**EXERCISE DETAILS**
Check each line of the listing below for the string "Temperature", and give only how many lines hold it.

**MATERIAL SUPPLIED**
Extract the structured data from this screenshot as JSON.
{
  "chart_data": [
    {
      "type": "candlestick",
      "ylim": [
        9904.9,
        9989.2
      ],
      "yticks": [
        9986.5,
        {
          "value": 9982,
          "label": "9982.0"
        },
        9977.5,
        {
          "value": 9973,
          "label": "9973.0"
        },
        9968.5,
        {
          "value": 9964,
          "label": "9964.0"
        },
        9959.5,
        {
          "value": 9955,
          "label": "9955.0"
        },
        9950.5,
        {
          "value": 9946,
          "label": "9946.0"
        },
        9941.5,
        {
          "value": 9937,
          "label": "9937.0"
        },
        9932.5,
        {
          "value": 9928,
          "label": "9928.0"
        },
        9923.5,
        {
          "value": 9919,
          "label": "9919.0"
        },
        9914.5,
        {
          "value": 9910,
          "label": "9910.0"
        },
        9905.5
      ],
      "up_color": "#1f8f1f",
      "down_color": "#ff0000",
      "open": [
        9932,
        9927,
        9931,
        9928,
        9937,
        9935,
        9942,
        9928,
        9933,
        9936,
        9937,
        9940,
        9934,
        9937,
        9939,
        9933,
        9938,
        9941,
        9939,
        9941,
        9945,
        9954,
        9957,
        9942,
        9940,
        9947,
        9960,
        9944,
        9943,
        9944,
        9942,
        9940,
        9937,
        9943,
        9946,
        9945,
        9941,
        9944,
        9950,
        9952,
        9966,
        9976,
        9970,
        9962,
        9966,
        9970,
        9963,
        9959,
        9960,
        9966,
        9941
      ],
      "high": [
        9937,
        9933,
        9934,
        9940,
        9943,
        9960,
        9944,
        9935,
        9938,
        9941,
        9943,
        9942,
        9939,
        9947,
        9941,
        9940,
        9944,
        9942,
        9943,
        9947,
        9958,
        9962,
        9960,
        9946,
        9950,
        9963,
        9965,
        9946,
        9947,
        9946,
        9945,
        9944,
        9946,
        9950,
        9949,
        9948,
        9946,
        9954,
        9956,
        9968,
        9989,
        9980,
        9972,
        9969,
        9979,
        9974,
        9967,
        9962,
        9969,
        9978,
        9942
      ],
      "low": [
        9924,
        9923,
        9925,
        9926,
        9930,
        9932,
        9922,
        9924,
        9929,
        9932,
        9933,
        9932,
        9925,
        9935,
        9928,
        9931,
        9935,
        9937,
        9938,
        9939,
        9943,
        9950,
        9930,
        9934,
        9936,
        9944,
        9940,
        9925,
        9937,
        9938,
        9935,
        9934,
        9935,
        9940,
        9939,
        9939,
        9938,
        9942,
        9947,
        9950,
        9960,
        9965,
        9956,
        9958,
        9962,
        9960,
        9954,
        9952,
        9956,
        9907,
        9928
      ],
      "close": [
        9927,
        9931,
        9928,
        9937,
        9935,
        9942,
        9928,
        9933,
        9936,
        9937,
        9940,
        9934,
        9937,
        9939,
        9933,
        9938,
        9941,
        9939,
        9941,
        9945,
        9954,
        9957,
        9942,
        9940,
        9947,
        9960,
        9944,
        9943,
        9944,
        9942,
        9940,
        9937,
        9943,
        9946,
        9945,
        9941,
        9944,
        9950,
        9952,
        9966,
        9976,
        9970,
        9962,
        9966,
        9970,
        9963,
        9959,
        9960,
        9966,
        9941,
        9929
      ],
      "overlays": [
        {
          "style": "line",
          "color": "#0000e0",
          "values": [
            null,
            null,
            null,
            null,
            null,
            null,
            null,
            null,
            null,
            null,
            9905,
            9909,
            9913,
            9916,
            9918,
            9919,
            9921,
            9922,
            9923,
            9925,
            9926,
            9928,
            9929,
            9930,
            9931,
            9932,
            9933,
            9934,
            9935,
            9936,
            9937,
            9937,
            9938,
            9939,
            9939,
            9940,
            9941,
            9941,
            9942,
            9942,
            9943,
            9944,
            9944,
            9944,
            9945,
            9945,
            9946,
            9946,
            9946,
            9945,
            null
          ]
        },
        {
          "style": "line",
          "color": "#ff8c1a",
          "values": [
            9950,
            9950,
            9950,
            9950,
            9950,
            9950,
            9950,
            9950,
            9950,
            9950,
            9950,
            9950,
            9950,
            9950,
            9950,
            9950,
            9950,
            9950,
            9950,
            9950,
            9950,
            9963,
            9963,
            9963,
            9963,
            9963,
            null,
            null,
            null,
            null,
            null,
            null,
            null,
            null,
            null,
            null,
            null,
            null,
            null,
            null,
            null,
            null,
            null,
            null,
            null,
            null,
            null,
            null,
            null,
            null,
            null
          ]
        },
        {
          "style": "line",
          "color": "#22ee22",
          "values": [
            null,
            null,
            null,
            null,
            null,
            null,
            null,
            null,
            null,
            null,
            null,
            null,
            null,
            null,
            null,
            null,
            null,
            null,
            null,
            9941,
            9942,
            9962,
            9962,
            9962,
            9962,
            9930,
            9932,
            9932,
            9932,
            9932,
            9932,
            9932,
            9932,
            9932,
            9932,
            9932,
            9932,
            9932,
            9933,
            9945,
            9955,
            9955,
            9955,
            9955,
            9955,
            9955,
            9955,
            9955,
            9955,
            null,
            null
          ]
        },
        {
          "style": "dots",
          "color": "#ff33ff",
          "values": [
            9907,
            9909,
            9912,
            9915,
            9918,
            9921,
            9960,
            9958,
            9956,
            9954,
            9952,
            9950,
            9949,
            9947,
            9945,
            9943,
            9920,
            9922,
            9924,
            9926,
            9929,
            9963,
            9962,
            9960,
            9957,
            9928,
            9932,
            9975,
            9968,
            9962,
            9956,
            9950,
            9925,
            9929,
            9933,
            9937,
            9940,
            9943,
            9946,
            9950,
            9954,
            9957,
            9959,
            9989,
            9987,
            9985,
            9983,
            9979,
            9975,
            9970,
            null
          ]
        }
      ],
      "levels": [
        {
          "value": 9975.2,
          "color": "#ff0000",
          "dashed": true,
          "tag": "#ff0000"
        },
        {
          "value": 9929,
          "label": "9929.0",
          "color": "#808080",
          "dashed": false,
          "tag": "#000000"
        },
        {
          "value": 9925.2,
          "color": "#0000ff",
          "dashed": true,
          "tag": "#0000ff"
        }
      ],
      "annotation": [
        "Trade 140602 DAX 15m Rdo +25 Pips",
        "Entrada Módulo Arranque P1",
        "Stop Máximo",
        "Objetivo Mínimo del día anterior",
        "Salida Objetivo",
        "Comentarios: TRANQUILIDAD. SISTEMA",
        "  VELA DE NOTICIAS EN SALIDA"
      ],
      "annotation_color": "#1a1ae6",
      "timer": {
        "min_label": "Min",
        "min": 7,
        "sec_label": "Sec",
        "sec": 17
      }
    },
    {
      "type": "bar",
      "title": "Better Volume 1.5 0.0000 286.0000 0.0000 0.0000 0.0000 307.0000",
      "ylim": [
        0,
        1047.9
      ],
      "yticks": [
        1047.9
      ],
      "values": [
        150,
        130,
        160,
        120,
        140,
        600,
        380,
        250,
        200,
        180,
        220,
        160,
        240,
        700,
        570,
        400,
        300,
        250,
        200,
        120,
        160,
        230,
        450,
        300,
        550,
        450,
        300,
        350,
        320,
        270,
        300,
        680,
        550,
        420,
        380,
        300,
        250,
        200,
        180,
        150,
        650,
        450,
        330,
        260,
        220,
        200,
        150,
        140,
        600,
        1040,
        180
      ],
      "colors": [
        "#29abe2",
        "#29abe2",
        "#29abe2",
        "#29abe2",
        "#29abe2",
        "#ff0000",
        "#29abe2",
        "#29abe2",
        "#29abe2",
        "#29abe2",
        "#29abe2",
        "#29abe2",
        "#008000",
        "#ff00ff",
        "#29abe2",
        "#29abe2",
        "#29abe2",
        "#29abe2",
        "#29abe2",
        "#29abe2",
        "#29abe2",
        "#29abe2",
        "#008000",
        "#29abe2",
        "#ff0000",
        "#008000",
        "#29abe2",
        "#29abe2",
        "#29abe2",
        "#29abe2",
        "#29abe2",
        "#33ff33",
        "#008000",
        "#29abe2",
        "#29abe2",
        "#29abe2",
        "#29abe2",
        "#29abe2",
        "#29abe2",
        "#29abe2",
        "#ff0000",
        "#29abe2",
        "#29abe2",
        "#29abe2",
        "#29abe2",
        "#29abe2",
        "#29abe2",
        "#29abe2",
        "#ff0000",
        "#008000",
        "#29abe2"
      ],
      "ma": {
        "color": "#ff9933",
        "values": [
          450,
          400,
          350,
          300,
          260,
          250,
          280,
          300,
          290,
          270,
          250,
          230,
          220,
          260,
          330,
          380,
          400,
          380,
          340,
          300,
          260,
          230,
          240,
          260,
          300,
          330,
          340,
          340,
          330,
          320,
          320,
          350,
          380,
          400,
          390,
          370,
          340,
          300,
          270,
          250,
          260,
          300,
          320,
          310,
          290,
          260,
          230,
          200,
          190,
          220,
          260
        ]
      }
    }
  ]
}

---

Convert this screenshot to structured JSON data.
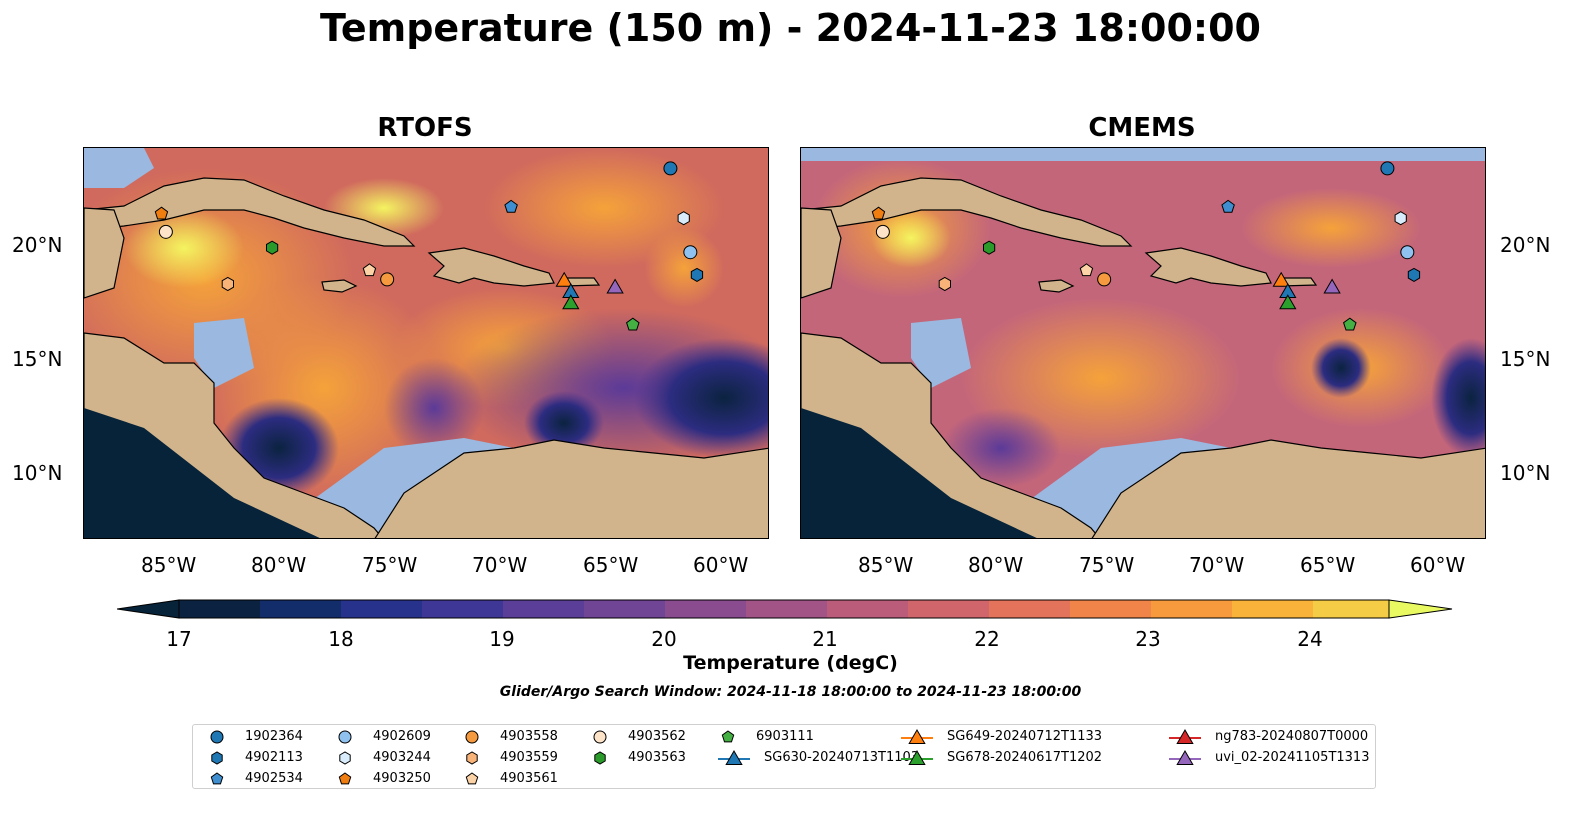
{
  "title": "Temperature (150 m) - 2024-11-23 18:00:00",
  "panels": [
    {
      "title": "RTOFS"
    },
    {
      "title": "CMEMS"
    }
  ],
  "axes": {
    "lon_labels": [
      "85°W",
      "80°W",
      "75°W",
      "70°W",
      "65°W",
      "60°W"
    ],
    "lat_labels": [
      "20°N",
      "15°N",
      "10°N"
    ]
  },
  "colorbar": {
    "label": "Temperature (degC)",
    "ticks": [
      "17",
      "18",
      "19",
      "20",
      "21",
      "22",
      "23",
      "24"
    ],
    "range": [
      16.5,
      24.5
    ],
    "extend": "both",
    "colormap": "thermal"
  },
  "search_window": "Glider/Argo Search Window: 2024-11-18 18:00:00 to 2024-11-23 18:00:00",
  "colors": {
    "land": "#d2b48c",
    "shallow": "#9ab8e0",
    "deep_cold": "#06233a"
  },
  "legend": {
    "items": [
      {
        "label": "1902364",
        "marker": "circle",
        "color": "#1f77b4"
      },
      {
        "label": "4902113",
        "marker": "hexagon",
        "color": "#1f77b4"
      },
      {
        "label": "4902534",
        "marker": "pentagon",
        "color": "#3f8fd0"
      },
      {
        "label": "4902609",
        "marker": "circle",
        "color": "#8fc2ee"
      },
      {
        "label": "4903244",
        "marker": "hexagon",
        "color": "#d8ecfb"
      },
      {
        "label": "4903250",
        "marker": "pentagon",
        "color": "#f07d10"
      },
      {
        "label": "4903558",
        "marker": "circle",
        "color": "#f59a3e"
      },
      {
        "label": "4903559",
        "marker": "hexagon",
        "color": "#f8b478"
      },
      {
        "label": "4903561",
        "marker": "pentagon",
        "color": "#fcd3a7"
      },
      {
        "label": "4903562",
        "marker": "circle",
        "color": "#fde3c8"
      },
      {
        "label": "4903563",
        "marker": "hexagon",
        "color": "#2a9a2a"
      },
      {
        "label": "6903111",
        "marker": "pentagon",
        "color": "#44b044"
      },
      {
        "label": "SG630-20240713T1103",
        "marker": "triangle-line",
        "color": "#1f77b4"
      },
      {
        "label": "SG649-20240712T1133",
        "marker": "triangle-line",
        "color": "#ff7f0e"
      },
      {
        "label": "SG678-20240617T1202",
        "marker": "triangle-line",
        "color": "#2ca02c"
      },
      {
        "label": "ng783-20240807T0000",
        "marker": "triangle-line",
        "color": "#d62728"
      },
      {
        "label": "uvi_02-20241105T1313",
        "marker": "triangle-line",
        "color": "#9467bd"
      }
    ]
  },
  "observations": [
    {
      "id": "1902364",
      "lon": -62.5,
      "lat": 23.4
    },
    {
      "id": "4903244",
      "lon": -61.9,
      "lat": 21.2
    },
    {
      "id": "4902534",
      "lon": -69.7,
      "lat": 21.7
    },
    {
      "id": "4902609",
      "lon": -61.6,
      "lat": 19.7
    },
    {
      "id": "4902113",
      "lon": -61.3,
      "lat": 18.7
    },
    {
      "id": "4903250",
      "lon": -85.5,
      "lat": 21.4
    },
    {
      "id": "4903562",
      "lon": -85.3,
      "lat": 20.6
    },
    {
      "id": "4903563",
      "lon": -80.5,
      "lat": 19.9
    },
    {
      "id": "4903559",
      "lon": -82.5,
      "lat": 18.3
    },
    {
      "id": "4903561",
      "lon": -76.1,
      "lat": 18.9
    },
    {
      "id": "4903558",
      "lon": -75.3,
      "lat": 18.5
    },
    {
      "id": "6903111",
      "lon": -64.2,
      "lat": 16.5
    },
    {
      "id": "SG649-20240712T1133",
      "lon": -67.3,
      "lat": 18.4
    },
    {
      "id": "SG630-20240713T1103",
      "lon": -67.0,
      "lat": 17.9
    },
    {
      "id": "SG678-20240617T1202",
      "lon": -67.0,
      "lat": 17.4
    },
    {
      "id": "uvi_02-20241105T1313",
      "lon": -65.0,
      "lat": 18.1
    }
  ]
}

**SOLUTION FOR THIS EXERCISE**
2